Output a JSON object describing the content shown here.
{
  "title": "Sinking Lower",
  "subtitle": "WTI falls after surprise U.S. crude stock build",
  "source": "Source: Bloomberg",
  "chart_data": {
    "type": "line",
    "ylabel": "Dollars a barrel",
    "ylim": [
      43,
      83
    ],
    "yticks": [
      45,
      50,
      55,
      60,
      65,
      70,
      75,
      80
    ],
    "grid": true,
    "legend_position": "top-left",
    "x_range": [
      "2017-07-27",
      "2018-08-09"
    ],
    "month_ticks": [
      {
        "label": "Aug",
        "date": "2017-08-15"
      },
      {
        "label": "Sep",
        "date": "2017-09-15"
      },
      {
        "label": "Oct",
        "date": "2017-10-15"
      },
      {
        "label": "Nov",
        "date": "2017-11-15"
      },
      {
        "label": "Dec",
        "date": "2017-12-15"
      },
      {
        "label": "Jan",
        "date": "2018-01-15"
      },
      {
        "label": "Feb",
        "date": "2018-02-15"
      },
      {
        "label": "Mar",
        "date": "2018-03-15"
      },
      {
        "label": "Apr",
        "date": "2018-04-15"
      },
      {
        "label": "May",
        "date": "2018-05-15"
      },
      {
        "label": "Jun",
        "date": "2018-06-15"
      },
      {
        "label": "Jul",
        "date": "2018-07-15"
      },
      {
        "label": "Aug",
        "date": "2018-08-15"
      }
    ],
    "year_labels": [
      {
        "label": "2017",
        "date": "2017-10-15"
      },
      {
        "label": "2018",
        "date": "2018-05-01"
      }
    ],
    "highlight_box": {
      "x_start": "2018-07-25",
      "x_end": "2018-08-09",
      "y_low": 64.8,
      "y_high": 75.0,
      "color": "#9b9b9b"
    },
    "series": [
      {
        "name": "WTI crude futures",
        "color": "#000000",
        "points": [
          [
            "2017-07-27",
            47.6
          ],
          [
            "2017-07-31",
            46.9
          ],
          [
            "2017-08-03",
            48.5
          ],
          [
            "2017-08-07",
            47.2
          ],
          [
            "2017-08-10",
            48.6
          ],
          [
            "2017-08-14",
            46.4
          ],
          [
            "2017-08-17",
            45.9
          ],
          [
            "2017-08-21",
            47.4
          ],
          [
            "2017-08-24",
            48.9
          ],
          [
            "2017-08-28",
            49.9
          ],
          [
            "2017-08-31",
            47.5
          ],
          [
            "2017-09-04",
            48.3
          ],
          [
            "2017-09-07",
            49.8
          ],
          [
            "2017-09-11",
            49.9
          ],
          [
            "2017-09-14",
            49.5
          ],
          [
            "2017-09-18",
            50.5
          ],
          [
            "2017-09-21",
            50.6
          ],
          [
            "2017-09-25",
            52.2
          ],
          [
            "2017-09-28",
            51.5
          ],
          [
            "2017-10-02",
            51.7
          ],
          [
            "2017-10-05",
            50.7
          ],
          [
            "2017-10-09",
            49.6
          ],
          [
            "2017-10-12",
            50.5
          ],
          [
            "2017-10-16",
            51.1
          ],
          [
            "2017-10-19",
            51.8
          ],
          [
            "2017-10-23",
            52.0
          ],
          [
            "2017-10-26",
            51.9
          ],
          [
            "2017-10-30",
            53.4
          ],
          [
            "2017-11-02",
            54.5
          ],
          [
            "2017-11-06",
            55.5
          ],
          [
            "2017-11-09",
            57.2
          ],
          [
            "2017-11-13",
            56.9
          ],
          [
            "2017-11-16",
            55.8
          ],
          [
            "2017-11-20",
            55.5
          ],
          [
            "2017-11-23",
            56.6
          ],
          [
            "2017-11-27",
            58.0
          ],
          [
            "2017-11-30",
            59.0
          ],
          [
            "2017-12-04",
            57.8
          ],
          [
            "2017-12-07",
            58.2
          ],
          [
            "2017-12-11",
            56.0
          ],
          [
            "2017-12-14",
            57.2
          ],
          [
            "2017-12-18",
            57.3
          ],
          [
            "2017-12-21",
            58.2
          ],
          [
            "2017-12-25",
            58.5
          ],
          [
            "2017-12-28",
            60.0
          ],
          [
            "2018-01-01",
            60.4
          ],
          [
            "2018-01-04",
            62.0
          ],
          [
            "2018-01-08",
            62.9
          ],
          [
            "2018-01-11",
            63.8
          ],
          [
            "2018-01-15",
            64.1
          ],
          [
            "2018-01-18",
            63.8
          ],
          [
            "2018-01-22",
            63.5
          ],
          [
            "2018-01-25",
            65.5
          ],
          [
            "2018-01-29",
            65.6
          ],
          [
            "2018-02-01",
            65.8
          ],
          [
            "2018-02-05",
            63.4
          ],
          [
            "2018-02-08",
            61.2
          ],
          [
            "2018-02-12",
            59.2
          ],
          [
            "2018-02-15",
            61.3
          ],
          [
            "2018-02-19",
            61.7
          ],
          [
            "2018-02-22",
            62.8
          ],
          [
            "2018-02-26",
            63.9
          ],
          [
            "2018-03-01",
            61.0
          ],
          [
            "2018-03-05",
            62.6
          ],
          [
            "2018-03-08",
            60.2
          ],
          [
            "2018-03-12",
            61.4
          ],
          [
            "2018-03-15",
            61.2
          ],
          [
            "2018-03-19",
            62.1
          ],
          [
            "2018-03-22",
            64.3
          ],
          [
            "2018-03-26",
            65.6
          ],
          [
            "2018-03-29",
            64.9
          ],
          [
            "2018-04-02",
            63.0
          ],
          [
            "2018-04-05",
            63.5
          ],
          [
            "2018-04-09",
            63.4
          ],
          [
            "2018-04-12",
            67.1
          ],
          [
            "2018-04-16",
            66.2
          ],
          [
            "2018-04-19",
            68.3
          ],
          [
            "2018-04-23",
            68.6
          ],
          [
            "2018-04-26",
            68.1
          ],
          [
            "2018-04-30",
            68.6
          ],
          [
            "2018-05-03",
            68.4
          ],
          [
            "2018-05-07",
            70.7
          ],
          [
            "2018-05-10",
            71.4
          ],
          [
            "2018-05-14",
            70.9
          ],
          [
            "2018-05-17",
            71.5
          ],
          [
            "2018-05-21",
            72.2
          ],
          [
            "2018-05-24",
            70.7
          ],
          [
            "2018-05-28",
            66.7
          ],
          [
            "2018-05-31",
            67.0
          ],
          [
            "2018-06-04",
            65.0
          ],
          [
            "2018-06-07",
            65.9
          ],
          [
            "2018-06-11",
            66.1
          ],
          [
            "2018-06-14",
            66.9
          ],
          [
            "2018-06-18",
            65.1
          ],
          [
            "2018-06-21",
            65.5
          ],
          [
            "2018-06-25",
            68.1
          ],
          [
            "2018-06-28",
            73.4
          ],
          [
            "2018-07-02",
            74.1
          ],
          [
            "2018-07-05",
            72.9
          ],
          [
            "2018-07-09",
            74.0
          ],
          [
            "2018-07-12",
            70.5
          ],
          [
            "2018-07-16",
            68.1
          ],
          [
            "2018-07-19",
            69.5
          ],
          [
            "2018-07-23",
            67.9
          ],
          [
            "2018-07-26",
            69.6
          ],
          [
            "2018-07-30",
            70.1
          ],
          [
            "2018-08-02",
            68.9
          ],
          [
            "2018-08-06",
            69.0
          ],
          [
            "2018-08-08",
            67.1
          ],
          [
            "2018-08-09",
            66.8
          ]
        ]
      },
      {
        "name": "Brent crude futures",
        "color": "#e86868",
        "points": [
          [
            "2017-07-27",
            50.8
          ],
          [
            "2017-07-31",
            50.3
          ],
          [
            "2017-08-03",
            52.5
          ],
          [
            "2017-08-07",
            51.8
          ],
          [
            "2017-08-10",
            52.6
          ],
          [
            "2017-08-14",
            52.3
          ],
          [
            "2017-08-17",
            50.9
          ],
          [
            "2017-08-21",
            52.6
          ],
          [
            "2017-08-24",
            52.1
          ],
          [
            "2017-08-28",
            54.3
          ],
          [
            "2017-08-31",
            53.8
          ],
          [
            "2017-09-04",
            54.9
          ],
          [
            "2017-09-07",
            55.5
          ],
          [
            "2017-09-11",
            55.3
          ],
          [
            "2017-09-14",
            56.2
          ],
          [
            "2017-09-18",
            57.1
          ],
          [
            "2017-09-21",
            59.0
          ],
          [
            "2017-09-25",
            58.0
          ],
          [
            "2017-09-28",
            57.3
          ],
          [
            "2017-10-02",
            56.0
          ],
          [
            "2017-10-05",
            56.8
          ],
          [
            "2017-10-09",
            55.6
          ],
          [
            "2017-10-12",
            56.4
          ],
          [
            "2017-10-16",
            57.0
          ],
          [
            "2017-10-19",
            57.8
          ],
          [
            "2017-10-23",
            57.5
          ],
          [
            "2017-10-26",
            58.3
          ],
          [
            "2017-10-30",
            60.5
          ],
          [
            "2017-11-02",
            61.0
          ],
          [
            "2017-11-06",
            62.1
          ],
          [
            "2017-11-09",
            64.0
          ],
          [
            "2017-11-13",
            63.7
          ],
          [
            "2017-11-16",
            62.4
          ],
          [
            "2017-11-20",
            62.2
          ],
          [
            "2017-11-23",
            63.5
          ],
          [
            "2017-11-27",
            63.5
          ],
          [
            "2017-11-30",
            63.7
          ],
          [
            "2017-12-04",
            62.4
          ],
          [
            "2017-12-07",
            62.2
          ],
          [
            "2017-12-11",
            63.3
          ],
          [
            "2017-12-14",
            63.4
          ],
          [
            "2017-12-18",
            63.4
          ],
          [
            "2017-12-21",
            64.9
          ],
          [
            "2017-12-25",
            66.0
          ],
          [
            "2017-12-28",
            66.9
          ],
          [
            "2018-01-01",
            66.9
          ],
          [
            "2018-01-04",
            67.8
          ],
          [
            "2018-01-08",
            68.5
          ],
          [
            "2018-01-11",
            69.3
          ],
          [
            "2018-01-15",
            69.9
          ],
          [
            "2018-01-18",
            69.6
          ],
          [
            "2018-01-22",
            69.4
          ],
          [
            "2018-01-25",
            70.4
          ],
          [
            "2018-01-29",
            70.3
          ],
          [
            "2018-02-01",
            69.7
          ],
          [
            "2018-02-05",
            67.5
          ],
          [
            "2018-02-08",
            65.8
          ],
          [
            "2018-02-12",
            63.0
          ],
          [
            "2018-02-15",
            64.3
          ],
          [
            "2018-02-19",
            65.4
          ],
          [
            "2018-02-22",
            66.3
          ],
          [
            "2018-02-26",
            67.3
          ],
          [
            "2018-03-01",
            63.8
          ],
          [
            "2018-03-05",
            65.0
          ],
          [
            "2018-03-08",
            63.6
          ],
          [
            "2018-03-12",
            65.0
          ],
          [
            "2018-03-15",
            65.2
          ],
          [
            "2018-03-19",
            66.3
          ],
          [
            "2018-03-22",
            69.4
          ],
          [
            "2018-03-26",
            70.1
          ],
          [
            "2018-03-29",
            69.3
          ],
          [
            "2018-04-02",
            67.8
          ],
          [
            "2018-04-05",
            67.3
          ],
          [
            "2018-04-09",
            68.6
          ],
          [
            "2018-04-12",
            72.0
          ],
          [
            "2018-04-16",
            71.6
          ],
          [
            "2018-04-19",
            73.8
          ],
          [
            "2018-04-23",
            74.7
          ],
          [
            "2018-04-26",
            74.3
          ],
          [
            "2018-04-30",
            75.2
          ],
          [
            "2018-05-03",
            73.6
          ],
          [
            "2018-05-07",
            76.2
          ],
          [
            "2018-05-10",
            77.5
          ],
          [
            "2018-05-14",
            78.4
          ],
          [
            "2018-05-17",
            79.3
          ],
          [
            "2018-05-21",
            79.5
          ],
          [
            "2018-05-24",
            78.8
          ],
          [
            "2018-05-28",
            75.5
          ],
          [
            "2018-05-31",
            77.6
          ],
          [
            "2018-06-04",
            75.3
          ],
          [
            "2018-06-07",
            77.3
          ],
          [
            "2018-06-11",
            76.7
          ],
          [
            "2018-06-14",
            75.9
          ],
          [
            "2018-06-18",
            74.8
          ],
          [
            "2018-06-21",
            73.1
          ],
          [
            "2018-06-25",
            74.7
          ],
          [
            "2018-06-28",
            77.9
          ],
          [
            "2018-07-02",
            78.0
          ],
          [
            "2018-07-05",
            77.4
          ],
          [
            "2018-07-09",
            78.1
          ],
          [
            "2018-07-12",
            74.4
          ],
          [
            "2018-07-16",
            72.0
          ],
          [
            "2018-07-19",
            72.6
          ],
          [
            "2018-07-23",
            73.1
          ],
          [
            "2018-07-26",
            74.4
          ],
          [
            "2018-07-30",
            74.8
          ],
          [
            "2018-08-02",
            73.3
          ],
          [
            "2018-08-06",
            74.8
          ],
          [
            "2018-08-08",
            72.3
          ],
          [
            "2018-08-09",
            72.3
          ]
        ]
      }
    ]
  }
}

================================

Instructions for the task – In the listing, find each line with the string "name" and copy it.

Written answer –
        "name": "WTI crude futures",
        "name": "Brent crude futures",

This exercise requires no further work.